## Start EXERCISE MATERIAL

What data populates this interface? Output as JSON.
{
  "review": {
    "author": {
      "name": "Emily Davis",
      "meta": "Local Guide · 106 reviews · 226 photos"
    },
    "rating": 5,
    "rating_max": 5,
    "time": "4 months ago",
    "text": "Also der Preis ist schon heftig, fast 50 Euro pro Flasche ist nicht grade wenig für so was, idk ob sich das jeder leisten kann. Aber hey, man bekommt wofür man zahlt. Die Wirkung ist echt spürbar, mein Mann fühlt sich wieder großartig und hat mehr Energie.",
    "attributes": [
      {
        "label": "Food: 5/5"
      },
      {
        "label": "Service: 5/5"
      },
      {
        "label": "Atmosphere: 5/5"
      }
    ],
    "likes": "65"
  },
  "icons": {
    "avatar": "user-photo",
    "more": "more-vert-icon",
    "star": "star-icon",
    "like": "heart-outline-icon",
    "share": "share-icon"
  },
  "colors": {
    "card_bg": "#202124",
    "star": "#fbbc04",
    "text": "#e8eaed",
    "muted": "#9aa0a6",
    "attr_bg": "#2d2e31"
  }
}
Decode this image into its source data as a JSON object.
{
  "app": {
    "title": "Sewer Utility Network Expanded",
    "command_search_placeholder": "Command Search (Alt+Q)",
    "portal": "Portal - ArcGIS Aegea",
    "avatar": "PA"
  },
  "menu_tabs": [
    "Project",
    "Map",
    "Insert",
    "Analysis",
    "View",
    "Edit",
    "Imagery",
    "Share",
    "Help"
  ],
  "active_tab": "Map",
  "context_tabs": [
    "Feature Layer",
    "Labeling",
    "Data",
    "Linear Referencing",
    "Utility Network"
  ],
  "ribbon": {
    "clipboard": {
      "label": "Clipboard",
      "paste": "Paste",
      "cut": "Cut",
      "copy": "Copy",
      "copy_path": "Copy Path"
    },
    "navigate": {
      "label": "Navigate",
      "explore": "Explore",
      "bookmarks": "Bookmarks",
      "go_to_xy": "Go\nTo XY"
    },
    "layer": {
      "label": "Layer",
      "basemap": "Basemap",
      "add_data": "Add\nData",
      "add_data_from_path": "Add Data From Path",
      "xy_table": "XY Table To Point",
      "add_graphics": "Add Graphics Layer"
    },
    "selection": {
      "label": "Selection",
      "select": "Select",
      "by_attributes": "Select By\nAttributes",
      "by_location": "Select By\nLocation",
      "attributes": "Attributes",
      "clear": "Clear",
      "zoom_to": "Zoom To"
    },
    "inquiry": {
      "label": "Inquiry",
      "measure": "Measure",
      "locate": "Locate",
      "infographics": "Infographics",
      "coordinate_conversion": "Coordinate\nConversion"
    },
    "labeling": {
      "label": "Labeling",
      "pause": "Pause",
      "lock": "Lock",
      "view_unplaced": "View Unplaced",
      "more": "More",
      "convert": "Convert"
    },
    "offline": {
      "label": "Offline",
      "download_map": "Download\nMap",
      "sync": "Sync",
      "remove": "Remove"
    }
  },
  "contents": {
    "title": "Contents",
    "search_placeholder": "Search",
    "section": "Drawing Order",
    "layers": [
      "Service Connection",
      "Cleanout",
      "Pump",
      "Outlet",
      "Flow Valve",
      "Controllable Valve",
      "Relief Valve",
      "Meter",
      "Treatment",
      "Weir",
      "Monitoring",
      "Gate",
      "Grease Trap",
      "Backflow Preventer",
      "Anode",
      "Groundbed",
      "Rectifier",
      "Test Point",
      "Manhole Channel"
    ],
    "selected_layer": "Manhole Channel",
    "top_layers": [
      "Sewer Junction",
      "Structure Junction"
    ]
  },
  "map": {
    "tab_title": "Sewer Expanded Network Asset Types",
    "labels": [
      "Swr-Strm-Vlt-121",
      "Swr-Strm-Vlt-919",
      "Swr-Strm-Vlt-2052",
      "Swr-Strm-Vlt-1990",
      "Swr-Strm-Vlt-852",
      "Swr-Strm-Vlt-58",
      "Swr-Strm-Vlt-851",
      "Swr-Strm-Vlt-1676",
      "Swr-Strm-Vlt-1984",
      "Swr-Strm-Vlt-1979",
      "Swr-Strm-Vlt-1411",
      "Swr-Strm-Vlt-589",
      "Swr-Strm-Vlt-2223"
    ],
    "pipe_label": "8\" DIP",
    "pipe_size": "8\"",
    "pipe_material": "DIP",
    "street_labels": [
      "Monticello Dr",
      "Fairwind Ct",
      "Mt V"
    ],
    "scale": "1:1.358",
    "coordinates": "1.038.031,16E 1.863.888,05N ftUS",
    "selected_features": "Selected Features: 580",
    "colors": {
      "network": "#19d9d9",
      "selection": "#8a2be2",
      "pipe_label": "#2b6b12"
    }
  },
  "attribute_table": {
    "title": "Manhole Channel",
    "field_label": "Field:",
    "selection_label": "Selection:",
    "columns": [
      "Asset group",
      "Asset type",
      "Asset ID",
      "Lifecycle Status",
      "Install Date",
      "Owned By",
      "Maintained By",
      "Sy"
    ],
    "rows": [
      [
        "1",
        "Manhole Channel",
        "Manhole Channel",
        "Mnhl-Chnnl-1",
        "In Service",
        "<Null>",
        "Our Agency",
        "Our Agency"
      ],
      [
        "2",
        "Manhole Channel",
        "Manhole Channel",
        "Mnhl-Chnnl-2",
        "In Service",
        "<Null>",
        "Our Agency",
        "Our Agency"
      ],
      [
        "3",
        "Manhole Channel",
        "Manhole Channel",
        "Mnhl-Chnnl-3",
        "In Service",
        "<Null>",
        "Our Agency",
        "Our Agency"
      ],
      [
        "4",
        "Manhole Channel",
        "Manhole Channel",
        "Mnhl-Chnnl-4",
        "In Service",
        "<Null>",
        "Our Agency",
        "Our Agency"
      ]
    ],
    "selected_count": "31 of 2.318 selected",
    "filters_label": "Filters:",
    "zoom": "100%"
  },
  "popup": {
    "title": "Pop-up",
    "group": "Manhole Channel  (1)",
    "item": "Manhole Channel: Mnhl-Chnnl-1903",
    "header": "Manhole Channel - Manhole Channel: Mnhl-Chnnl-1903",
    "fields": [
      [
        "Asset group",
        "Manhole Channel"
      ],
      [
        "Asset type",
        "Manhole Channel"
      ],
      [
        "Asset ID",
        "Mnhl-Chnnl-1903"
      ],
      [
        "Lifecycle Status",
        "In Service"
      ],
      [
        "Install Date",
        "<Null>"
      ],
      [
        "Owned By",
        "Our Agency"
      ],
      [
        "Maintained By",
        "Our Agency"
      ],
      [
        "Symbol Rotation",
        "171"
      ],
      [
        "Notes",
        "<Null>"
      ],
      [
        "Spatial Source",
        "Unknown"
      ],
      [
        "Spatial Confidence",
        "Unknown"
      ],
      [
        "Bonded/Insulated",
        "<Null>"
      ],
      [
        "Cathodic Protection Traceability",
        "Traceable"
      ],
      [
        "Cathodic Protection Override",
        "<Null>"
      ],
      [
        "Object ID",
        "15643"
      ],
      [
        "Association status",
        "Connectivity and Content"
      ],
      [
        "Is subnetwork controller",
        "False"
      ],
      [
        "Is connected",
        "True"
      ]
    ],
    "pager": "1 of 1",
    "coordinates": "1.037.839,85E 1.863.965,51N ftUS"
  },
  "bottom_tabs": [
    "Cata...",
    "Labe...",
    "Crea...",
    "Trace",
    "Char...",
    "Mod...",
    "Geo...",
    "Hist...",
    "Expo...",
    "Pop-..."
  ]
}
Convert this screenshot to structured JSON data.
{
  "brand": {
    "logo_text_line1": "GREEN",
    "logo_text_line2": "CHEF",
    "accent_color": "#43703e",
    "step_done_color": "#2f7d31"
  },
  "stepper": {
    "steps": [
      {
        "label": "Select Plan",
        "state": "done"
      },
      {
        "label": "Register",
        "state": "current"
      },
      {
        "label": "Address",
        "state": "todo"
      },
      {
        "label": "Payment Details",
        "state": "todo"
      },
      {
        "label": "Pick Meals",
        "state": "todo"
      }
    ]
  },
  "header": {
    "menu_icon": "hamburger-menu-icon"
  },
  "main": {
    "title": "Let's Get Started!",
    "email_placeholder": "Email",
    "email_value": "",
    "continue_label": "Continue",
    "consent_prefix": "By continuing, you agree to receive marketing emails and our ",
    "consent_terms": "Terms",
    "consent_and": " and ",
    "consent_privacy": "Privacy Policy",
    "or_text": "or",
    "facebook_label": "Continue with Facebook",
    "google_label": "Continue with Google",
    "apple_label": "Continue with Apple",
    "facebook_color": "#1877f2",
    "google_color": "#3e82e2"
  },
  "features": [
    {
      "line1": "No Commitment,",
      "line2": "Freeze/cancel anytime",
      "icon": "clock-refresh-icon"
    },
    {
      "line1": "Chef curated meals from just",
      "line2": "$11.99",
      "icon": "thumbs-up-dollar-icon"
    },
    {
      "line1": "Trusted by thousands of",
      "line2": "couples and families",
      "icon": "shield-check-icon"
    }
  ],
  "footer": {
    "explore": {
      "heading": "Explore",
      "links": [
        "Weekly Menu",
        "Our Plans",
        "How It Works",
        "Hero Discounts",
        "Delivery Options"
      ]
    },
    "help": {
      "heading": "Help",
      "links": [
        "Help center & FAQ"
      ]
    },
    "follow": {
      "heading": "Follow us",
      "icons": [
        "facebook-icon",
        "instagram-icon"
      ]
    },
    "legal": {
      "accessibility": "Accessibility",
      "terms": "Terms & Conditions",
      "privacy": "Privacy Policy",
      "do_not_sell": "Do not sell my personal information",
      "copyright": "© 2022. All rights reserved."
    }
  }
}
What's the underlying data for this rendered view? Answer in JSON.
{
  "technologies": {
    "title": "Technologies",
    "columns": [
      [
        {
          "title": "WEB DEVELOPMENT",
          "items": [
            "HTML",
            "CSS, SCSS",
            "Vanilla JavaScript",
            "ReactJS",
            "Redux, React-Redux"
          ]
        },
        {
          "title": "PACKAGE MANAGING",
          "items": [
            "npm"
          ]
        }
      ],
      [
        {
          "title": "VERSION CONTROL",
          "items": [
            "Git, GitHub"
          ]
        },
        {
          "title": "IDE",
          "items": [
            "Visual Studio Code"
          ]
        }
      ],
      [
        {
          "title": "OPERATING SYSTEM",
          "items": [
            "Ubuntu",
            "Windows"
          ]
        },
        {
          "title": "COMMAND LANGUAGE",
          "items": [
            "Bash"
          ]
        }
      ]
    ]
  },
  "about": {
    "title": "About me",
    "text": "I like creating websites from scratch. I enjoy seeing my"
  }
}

## End EXERCISE MATERIAL

§ OBJECTIVE
From the material above, copy each line that includes the word "Policy".

§ ANSWER TO THE TASK
    "consent_privacy": "Privacy Policy",
      "privacy": "Privacy Policy",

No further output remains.